◆ **Task details**: Do not copy the pictures; transcribe all other material exactly.

◆ **Excerpted data**:

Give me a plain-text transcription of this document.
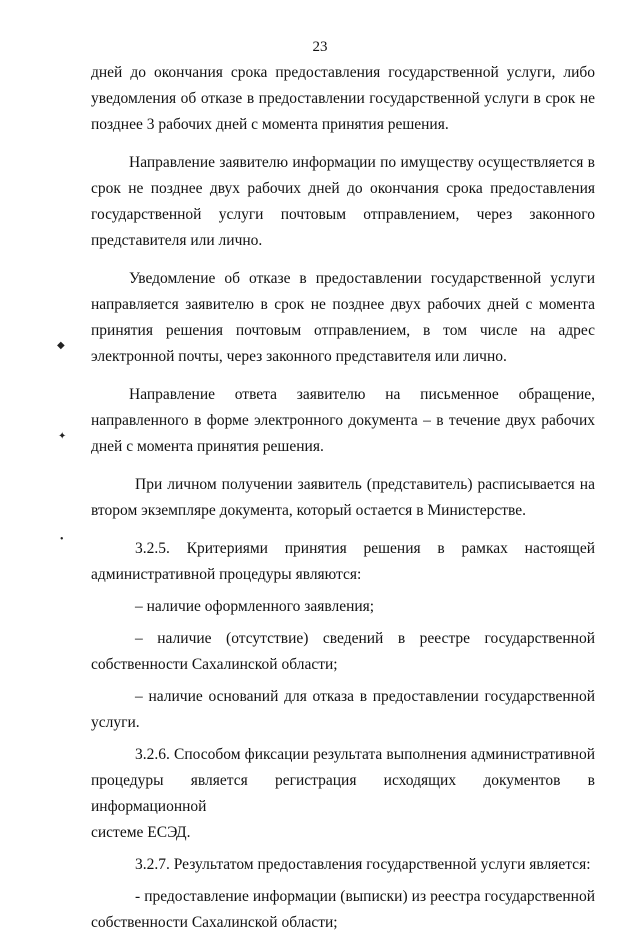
23
◆
✦
•
дней до окончания срока предоставления государственной услуги, либо
уведомления об отказе в предоставлении государственной услуги в срок не
позднее 3 рабочих дней с момента принятия решения.
Направление заявителю информации по имуществу осуществляется в
срок не позднее двух рабочих дней до окончания срока предоставления
государственной услуги почтовым отправлением, через законного
представителя или лично.
Уведомление об отказе в предоставлении государственной услуги
направляется заявителю в срок не позднее двух рабочих дней с момента
принятия решения почтовым отправлением, в том числе на адрес
электронной почты, через законного представителя или лично.
Направление ответа заявителю на письменное обращение,
направленного в форме электронного документа – в течение двух рабочих
дней с момента принятия решения.
При личном получении заявитель (представитель) расписывается на
втором экземпляре документа, который остается в Министерстве.
3.2.5. Критериями принятия решения в рамках настоящей
административной процедуры являются:
– наличие оформленного заявления;
– наличие (отсутствие) сведений в реестре государственной
собственности Сахалинской области;
– наличие оснований для отказа в предоставлении государственной
услуги.
3.2.6. Способом фиксации результата выполнения административной
процедуры является регистрация исходящих документов в информационной
системе ЕСЭД.
3.2.7. Результатом предоставления государственной услуги является:
- предоставление информации (выписки) из реестра государственной
собственности Сахалинской области;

◆ **Output for this task**:
Give me a plain-text transcription of this document.
23
◆
✦
•
дней до окончания срока предоставления государственной услуги, либо
уведомления об отказе в предоставлении государственной услуги в срок не
позднее 3 рабочих дней с момента принятия решения.
Направление заявителю информации по имуществу осуществляется в
срок не позднее двух рабочих дней до окончания срока предоставления
государственной услуги почтовым отправлением, через законного
представителя или лично.
Уведомление об отказе в предоставлении государственной услуги
направляется заявителю в срок не позднее двух рабочих дней с момента
принятия решения почтовым отправлением, в том числе на адрес
электронной почты, через законного представителя или лично.
Направление ответа заявителю на письменное обращение,
направленного в форме электронного документа – в течение двух рабочих
дней с момента принятия решения.
При личном получении заявитель (представитель) расписывается на
втором экземпляре документа, который остается в Министерстве.
3.2.5. Критериями принятия решения в рамках настоящей
административной процедуры являются:
– наличие оформленного заявления;
– наличие (отсутствие) сведений в реестре государственной
собственности Сахалинской области;
– наличие оснований для отказа в предоставлении государственной
услуги.
3.2.6. Способом фиксации результата выполнения административной
процедуры является регистрация исходящих документов в информационной
системе ЕСЭД.
3.2.7. Результатом предоставления государственной услуги является:
- предоставление информации (выписки) из реестра государственной
собственности Сахалинской области;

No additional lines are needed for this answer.